BEGIN DATASET
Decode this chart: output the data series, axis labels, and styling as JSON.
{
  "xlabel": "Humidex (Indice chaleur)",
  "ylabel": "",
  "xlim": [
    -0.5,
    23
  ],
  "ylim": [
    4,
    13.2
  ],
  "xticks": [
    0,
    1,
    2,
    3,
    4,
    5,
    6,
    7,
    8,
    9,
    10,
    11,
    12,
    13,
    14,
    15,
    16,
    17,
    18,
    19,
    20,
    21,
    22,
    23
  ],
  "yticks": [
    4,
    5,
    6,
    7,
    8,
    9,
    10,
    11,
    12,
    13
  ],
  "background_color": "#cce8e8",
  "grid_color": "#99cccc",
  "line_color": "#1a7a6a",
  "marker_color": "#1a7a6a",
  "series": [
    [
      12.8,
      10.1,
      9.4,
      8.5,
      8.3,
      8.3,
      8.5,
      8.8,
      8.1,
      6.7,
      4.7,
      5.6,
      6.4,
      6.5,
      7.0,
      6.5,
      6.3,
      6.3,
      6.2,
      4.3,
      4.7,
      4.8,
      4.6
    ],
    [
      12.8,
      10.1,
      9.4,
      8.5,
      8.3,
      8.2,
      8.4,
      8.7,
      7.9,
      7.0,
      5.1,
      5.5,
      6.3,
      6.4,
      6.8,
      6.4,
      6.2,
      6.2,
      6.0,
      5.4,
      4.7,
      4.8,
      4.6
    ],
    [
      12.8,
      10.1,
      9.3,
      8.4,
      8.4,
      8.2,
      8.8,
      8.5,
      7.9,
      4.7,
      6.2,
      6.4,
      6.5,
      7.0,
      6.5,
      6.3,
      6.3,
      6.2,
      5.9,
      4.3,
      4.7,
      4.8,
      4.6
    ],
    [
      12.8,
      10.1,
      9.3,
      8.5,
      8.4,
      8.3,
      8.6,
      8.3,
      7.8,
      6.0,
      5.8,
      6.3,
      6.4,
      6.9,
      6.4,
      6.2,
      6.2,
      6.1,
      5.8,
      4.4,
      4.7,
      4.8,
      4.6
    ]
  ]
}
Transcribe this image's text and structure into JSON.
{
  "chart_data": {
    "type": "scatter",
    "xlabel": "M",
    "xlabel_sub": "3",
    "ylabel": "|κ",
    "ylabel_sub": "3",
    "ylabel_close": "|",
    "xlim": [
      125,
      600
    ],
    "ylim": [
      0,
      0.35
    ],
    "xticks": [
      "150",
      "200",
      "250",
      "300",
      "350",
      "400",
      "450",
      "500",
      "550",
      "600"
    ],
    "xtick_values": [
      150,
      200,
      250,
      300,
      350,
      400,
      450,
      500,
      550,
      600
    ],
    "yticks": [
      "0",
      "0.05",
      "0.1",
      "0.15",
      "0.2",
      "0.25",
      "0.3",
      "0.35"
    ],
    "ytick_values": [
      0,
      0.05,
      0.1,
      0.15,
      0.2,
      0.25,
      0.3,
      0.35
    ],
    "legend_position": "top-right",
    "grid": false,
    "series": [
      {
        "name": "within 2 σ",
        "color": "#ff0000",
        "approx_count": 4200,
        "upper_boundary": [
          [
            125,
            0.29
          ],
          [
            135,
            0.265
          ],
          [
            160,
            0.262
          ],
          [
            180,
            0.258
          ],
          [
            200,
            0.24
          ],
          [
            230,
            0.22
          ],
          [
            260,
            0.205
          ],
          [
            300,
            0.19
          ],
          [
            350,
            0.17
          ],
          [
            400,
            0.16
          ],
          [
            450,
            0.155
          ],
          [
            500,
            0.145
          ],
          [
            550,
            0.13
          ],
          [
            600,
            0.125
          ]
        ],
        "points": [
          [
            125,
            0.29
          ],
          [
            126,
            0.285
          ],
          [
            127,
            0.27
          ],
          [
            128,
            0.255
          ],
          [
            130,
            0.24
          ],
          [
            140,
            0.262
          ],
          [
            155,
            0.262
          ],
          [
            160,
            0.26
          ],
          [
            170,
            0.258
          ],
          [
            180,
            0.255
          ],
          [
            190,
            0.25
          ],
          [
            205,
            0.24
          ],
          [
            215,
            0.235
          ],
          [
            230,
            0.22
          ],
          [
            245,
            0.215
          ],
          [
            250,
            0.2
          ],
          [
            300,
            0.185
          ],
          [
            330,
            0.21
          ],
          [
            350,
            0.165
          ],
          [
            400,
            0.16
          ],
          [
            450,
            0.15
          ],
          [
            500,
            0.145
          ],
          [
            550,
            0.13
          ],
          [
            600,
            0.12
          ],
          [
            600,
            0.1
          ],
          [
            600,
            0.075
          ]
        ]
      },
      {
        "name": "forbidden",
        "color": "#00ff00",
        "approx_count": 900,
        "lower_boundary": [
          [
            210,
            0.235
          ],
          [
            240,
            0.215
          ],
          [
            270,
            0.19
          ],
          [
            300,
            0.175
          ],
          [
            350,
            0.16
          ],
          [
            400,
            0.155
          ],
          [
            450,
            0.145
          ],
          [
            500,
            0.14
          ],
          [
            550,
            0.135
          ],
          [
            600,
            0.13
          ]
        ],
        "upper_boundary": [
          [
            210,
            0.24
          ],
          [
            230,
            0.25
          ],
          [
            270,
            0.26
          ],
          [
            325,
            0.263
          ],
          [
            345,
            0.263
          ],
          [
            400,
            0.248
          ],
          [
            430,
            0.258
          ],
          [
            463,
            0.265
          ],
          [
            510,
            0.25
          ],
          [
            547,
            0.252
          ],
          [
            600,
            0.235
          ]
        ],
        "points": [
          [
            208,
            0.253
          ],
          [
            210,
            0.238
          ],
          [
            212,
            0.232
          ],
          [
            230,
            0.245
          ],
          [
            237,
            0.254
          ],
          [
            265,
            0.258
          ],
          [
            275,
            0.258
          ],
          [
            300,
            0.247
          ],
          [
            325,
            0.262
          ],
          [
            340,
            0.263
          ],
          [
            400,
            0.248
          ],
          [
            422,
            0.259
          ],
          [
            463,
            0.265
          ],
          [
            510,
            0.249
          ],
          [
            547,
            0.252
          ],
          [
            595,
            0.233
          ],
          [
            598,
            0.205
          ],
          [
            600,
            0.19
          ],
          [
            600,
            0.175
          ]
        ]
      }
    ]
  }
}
END DATASET
**EXERCISE OBJECTIVE**. Restate each of the entries above verbatim.

**PROBLEM SOLUTION**.
Decode this chart: output the data series, axis labels, and styling as JSON.
{
  "xlabel": "Humidex (Indice chaleur)",
  "ylabel": "",
  "xlim": [
    -0.5,
    23
  ],
  "ylim": [
    4,
    13.2
  ],
  "xticks": [
    0,
    1,
    2,
    3,
    4,
    5,
    6,
    7,
    8,
    9,
    10,
    11,
    12,
    13,
    14,
    15,
    16,
    17,
    18,
    19,
    20,
    21,
    22,
    23
  ],
  "yticks": [
    4,
    5,
    6,
    7,
    8,
    9,
    10,
    11,
    12,
    13
  ],
  "background_color": "#cce8e8",
  "grid_color": "#99cccc",
  "line_color": "#1a7a6a",
  "marker_color": "#1a7a6a",
  "series": [
    [
      12.8,
      10.1,
      9.4,
      8.5,
      8.3,
      8.3,
      8.5,
      8.8,
      8.1,
      6.7,
      4.7,
      5.6,
      6.4,
      6.5,
      7.0,
      6.5,
      6.3,
      6.3,
      6.2,
      4.3,
      4.7,
      4.8,
      4.6
    ],
    [
      12.8,
      10.1,
      9.4,
      8.5,
      8.3,
      8.2,
      8.4,
      8.7,
      7.9,
      7.0,
      5.1,
      5.5,
      6.3,
      6.4,
      6.8,
      6.4,
      6.2,
      6.2,
      6.0,
      5.4,
      4.7,
      4.8,
      4.6
    ],
    [
      12.8,
      10.1,
      9.3,
      8.4,
      8.4,
      8.2,
      8.8,
      8.5,
      7.9,
      4.7,
      6.2,
      6.4,
      6.5,
      7.0,
      6.5,
      6.3,
      6.3,
      6.2,
      5.9,
      4.3,
      4.7,
      4.8,
      4.6
    ],
    [
      12.8,
      10.1,
      9.3,
      8.5,
      8.4,
      8.3,
      8.6,
      8.3,
      7.8,
      6.0,
      5.8,
      6.3,
      6.4,
      6.9,
      6.4,
      6.2,
      6.2,
      6.1,
      5.8,
      4.4,
      4.7,
      4.8,
      4.6
    ]
  ]
}
Transcribe this image's text and structure into JSON.
{
  "chart_data": {
    "type": "scatter",
    "xlabel": "M",
    "xlabel_sub": "3",
    "ylabel": "|κ",
    "ylabel_sub": "3",
    "ylabel_close": "|",
    "xlim": [
      125,
      600
    ],
    "ylim": [
      0,
      0.35
    ],
    "xticks": [
      "150",
      "200",
      "250",
      "300",
      "350",
      "400",
      "450",
      "500",
      "550",
      "600"
    ],
    "xtick_values": [
      150,
      200,
      250,
      300,
      350,
      400,
      450,
      500,
      550,
      600
    ],
    "yticks": [
      "0",
      "0.05",
      "0.1",
      "0.15",
      "0.2",
      "0.25",
      "0.3",
      "0.35"
    ],
    "ytick_values": [
      0,
      0.05,
      0.1,
      0.15,
      0.2,
      0.25,
      0.3,
      0.35
    ],
    "legend_position": "top-right",
    "grid": false,
    "series": [
      {
        "name": "within 2 σ",
        "color": "#ff0000",
        "approx_count": 4200,
        "upper_boundary": [
          [
            125,
            0.29
          ],
          [
            135,
            0.265
          ],
          [
            160,
            0.262
          ],
          [
            180,
            0.258
          ],
          [
            200,
            0.24
          ],
          [
            230,
            0.22
          ],
          [
            260,
            0.205
          ],
          [
            300,
            0.19
          ],
          [
            350,
            0.17
          ],
          [
            400,
            0.16
          ],
          [
            450,
            0.155
          ],
          [
            500,
            0.145
          ],
          [
            550,
            0.13
          ],
          [
            600,
            0.125
          ]
        ],
        "points": [
          [
            125,
            0.29
          ],
          [
            126,
            0.285
          ],
          [
            127,
            0.27
          ],
          [
            128,
            0.255
          ],
          [
            130,
            0.24
          ],
          [
            140,
            0.262
          ],
          [
            155,
            0.262
          ],
          [
            160,
            0.26
          ],
          [
            170,
            0.258
          ],
          [
            180,
            0.255
          ],
          [
            190,
            0.25
          ],
          [
            205,
            0.24
          ],
          [
            215,
            0.235
          ],
          [
            230,
            0.22
          ],
          [
            245,
            0.215
          ],
          [
            250,
            0.2
          ],
          [
            300,
            0.185
          ],
          [
            330,
            0.21
          ],
          [
            350,
            0.165
          ],
          [
            400,
            0.16
          ],
          [
            450,
            0.15
          ],
          [
            500,
            0.145
          ],
          [
            550,
            0.13
          ],
          [
            600,
            0.12
          ],
          [
            600,
            0.1
          ],
          [
            600,
            0.075
          ]
        ]
      },
      {
        "name": "forbidden",
        "color": "#00ff00",
        "approx_count": 900,
        "lower_boundary": [
          [
            210,
            0.235
          ],
          [
            240,
            0.215
          ],
          [
            270,
            0.19
          ],
          [
            300,
            0.175
          ],
          [
            350,
            0.16
          ],
          [
            400,
            0.155
          ],
          [
            450,
            0.145
          ],
          [
            500,
            0.14
          ],
          [
            550,
            0.135
          ],
          [
            600,
            0.13
          ]
        ],
        "upper_boundary": [
          [
            210,
            0.24
          ],
          [
            230,
            0.25
          ],
          [
            270,
            0.26
          ],
          [
            325,
            0.263
          ],
          [
            345,
            0.263
          ],
          [
            400,
            0.248
          ],
          [
            430,
            0.258
          ],
          [
            463,
            0.265
          ],
          [
            510,
            0.25
          ],
          [
            547,
            0.252
          ],
          [
            600,
            0.235
          ]
        ],
        "points": [
          [
            208,
            0.253
          ],
          [
            210,
            0.238
          ],
          [
            212,
            0.232
          ],
          [
            230,
            0.245
          ],
          [
            237,
            0.254
          ],
          [
            265,
            0.258
          ],
          [
            275,
            0.258
          ],
          [
            300,
            0.247
          ],
          [
            325,
            0.262
          ],
          [
            340,
            0.263
          ],
          [
            400,
            0.248
          ],
          [
            422,
            0.259
          ],
          [
            463,
            0.265
          ],
          [
            510,
            0.249
          ],
          [
            547,
            0.252
          ],
          [
            595,
            0.233
          ],
          [
            598,
            0.205
          ],
          [
            600,
            0.19
          ],
          [
            600,
            0.175
          ]
        ]
      }
    ]
  }
}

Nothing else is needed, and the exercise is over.